* BEGIN Supplied material *

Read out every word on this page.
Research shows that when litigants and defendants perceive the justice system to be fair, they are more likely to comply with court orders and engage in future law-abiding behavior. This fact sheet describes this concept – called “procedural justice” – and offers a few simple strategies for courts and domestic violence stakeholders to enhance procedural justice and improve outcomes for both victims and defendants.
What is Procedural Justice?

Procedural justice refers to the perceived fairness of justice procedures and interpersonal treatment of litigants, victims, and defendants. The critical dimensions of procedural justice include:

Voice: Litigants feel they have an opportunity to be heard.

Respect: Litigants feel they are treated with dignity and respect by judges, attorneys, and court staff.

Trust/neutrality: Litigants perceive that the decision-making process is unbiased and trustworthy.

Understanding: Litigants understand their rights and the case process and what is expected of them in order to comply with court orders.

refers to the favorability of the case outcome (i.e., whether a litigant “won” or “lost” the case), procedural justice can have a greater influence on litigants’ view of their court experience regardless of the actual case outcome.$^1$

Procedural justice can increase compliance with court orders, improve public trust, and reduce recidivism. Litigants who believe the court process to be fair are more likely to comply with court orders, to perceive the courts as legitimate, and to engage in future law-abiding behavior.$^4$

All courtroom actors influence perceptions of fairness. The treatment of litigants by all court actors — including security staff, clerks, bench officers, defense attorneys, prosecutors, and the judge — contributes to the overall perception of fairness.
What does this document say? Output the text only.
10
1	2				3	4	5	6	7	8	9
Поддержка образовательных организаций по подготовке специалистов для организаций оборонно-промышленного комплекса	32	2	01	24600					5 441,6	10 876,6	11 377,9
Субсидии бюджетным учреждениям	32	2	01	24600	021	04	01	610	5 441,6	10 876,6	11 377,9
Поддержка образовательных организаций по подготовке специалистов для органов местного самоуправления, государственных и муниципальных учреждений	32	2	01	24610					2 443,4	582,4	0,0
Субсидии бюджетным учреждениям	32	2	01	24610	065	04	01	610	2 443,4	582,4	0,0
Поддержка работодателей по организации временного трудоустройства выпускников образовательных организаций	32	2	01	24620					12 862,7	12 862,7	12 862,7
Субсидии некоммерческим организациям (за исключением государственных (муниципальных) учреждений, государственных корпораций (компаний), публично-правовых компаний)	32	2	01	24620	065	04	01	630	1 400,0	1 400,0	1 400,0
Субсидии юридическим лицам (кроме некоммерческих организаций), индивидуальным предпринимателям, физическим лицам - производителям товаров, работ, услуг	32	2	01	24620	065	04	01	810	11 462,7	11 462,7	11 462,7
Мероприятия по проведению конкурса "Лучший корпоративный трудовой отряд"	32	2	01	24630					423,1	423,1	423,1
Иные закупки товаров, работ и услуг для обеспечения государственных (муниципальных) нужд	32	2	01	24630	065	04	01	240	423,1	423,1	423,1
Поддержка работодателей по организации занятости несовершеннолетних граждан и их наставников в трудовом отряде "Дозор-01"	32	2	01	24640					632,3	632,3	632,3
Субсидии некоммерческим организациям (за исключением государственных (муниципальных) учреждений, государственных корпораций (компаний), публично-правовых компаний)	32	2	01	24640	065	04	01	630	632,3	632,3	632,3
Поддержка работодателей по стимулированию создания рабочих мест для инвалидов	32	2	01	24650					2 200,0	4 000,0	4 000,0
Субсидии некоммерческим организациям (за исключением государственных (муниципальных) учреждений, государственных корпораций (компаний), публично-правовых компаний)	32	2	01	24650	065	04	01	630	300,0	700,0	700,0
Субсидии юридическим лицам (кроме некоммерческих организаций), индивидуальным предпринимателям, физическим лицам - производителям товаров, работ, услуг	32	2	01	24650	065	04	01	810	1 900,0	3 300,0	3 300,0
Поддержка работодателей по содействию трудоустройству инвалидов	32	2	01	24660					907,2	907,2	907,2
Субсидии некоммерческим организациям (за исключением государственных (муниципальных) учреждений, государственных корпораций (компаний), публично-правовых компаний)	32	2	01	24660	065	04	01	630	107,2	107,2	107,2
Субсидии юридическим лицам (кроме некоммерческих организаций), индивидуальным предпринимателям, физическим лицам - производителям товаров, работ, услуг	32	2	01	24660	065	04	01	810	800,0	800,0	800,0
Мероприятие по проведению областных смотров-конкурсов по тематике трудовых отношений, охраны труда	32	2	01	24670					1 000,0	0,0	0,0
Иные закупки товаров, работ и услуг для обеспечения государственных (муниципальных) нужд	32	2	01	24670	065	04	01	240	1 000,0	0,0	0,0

* END Supplied material *

**Stated problem**
Using the material above, print every entry exactly as written.

**Task solution**
Read out every word on this page.
Research shows that when litigants and defendants perceive the justice system to be fair, they are more likely to comply with court orders and engage in future law-abiding behavior. This fact sheet describes this concept – called “procedural justice” – and offers a few simple strategies for courts and domestic violence stakeholders to enhance procedural justice and improve outcomes for both victims and defendants.
What is Procedural Justice?

Procedural justice refers to the perceived fairness of justice procedures and interpersonal treatment of litigants, victims, and defendants. The critical dimensions of procedural justice include:

Voice: Litigants feel they have an opportunity to be heard.

Respect: Litigants feel they are treated with dignity and respect by judges, attorneys, and court staff.

Trust/neutrality: Litigants perceive that the decision-making process is unbiased and trustworthy.

Understanding: Litigants understand their rights and the case process and what is expected of them in order to comply with court orders.

refers to the favorability of the case outcome (i.e., whether a litigant “won” or “lost” the case), procedural justice can have a greater influence on litigants’ view of their court experience regardless of the actual case outcome.$^1$

Procedural justice can increase compliance with court orders, improve public trust, and reduce recidivism. Litigants who believe the court process to be fair are more likely to comply with court orders, to perceive the courts as legitimate, and to engage in future law-abiding behavior.$^4$

All courtroom actors influence perceptions of fairness. The treatment of litigants by all court actors — including security staff, clerks, bench officers, defense attorneys, prosecutors, and the judge — contributes to the overall perception of fairness.
What does this document say? Output the text only.
10
1	2				3	4	5	6	7	8	9
Поддержка образовательных организаций по подготовке специалистов для организаций оборонно-промышленного комплекса	32	2	01	24600					5 441,6	10 876,6	11 377,9
Субсидии бюджетным учреждениям	32	2	01	24600	021	04	01	610	5 441,6	10 876,6	11 377,9
Поддержка образовательных организаций по подготовке специалистов для органов местного самоуправления, государственных и муниципальных учреждений	32	2	01	24610					2 443,4	582,4	0,0
Субсидии бюджетным учреждениям	32	2	01	24610	065	04	01	610	2 443,4	582,4	0,0
Поддержка работодателей по организации временного трудоустройства выпускников образовательных организаций	32	2	01	24620					12 862,7	12 862,7	12 862,7
Субсидии некоммерческим организациям (за исключением государственных (муниципальных) учреждений, государственных корпораций (компаний), публично-правовых компаний)	32	2	01	24620	065	04	01	630	1 400,0	1 400,0	1 400,0
Субсидии юридическим лицам (кроме некоммерческих организаций), индивидуальным предпринимателям, физическим лицам - производителям товаров, работ, услуг	32	2	01	24620	065	04	01	810	11 462,7	11 462,7	11 462,7
Мероприятия по проведению конкурса "Лучший корпоративный трудовой отряд"	32	2	01	24630					423,1	423,1	423,1
Иные закупки товаров, работ и услуг для обеспечения государственных (муниципальных) нужд	32	2	01	24630	065	04	01	240	423,1	423,1	423,1
Поддержка работодателей по организации занятости несовершеннолетних граждан и их наставников в трудовом отряде "Дозор-01"	32	2	01	24640					632,3	632,3	632,3
Субсидии некоммерческим организациям (за исключением государственных (муниципальных) учреждений, государственных корпораций (компаний), публично-правовых компаний)	32	2	01	24640	065	04	01	630	632,3	632,3	632,3
Поддержка работодателей по стимулированию создания рабочих мест для инвалидов	32	2	01	24650					2 200,0	4 000,0	4 000,0
Субсидии некоммерческим организациям (за исключением государственных (муниципальных) учреждений, государственных корпораций (компаний), публично-правовых компаний)	32	2	01	24650	065	04	01	630	300,0	700,0	700,0
Субсидии юридическим лицам (кроме некоммерческих организаций), индивидуальным предпринимателям, физическим лицам - производителям товаров, работ, услуг	32	2	01	24650	065	04	01	810	1 900,0	3 300,0	3 300,0
Поддержка работодателей по содействию трудоустройству инвалидов	32	2	01	24660					907,2	907,2	907,2
Субсидии некоммерческим организациям (за исключением государственных (муниципальных) учреждений, государственных корпораций (компаний), публично-правовых компаний)	32	2	01	24660	065	04	01	630	107,2	107,2	107,2
Субсидии юридическим лицам (кроме некоммерческих организаций), индивидуальным предпринимателям, физическим лицам - производителям товаров, работ, услуг	32	2	01	24660	065	04	01	810	800,0	800,0	800,0
Мероприятие по проведению областных смотров-конкурсов по тематике трудовых отношений, охраны труда	32	2	01	24670					1 000,0	0,0	0,0
Иные закупки товаров, работ и услуг для обеспечения государственных (муниципальных) нужд	32	2	01	24670	065	04	01	240	1 000,0	0,0	0,0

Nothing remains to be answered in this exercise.